--- start Records for the task ---

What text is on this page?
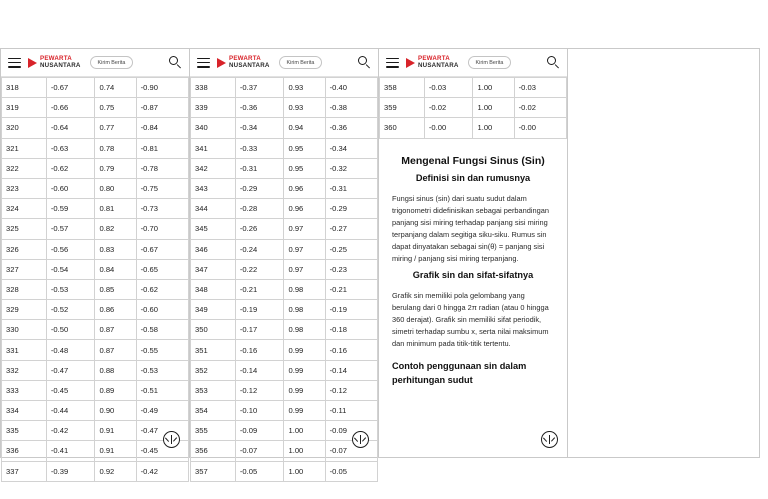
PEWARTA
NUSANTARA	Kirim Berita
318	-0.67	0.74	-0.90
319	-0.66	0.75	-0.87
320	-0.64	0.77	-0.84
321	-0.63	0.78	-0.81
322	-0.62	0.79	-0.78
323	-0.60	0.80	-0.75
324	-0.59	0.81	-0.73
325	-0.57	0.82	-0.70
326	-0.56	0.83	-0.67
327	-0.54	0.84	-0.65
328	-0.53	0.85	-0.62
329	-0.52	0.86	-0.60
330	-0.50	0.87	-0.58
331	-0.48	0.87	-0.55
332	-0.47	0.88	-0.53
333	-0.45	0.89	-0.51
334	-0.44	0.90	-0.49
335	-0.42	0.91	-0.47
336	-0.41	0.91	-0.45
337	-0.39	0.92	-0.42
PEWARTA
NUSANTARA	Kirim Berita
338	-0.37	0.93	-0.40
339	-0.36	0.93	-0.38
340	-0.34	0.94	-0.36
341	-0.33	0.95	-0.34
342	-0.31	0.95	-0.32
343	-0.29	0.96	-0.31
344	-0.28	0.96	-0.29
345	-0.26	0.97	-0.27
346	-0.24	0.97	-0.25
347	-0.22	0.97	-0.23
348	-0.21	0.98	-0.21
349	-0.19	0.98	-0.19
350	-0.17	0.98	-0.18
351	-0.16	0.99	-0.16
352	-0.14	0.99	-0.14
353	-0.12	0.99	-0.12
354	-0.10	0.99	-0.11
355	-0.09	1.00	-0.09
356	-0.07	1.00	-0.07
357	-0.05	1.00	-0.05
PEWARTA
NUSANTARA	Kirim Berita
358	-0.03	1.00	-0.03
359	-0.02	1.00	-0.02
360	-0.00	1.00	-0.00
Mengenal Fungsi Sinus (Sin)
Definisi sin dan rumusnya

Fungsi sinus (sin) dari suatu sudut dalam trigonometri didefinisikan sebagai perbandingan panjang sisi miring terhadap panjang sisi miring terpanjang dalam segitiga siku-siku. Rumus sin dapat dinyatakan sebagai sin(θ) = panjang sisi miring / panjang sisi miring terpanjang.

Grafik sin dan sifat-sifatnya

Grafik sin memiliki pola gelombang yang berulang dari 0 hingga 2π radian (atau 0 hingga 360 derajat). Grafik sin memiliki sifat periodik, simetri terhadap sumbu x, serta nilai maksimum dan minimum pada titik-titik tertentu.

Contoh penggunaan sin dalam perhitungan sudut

--- end Records for the task ---

• [Given request]
Within the listing above, work out how many lines contain the string "Grafik", and reply with that number only.

• [Answer to the exercise]
2